Objective →
Reproduce the lines below from the one that contains "Give me a plain-text" through the end, inclusive, and add nothing.

Records from a data source:
• • • • • • •

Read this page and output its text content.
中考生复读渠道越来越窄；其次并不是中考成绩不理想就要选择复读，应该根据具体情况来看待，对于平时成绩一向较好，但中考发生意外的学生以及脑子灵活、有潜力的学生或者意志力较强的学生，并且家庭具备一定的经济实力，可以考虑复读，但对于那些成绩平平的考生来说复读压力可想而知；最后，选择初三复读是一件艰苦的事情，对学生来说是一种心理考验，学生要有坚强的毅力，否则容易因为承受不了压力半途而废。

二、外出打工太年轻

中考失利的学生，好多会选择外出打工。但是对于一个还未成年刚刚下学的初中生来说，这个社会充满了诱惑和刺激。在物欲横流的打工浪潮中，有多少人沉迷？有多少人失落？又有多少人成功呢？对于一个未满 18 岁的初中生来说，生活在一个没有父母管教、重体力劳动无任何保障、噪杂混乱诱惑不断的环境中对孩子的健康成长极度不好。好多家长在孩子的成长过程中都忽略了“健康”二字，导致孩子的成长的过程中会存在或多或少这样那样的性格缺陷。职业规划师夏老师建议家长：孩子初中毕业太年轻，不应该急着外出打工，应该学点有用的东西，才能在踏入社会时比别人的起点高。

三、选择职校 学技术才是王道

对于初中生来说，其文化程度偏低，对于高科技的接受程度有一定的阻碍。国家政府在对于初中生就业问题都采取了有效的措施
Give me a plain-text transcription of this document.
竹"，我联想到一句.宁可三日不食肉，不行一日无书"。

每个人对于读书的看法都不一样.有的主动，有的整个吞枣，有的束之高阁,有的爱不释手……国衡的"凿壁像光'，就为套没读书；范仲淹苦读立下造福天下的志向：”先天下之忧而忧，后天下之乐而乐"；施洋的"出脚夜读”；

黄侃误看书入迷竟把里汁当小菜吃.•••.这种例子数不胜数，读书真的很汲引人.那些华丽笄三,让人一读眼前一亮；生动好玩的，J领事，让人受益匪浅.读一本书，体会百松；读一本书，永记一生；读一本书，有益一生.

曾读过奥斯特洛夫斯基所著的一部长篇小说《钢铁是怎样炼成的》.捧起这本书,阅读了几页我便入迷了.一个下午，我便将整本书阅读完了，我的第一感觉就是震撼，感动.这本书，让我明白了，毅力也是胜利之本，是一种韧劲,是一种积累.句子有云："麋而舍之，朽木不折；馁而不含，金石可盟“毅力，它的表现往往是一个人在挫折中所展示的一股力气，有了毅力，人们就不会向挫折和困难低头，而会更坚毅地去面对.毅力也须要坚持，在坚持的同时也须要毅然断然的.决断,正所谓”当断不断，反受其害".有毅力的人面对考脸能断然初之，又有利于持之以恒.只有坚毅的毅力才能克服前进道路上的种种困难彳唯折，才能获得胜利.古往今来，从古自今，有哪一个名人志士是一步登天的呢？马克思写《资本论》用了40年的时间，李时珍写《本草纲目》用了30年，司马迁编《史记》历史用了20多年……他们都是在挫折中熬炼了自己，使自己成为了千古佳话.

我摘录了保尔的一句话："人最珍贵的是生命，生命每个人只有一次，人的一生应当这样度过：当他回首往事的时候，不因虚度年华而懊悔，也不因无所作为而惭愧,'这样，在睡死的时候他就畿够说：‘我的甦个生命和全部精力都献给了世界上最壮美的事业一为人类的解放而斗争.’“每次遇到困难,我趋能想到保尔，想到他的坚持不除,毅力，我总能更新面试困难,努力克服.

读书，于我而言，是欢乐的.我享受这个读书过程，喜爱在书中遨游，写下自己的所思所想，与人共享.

• • • • • • •

Result below →
Give me a plain-text transcription of this document.
竹"，我联想到一句.宁可三日不食肉，不行一日无书"。

每个人对于读书的看法都不一样.有的主动，有的整个吞枣，有的束之高阁,有的爱不释手……国衡的"凿壁像光'，就为套没读书；范仲淹苦读立下造福天下的志向：”先天下之忧而忧，后天下之乐而乐"；施洋的"出脚夜读”；

黄侃误看书入迷竟把里汁当小菜吃.•••.这种例子数不胜数，读书真的很汲引人.那些华丽笄三,让人一读眼前一亮；生动好玩的，J领事，让人受益匪浅.读一本书，体会百松；读一本书，永记一生；读一本书，有益一生.

曾读过奥斯特洛夫斯基所著的一部长篇小说《钢铁是怎样炼成的》.捧起这本书,阅读了几页我便入迷了.一个下午，我便将整本书阅读完了，我的第一感觉就是震撼，感动.这本书，让我明白了，毅力也是胜利之本，是一种韧劲,是一种积累.句子有云："麋而舍之，朽木不折；馁而不含，金石可盟“毅力，它的表现往往是一个人在挫折中所展示的一股力气，有了毅力，人们就不会向挫折和困难低头，而会更坚毅地去面对.毅力也须要坚持，在坚持的同时也须要毅然断然的.决断,正所谓”当断不断，反受其害".有毅力的人面对考脸能断然初之，又有利于持之以恒.只有坚毅的毅力才能克服前进道路上的种种困难彳唯折，才能获得胜利.古往今来，从古自今，有哪一个名人志士是一步登天的呢？马克思写《资本论》用了40年的时间，李时珍写《本草纲目》用了30年，司马迁编《史记》历史用了20多年……他们都是在挫折中熬炼了自己，使自己成为了千古佳话.

我摘录了保尔的一句话："人最珍贵的是生命，生命每个人只有一次，人的一生应当这样度过：当他回首往事的时候，不因虚度年华而懊悔，也不因无所作为而惭愧,'这样，在睡死的时候他就畿够说：‘我的甦个生命和全部精力都献给了世界上最壮美的事业一为人类的解放而斗争.’“每次遇到困难,我趋能想到保尔，想到他的坚持不除,毅力，我总能更新面试困难,努力克服.

读书，于我而言，是欢乐的.我享受这个读书过程，喜爱在书中遨游，写下自己的所思所想，与人共享.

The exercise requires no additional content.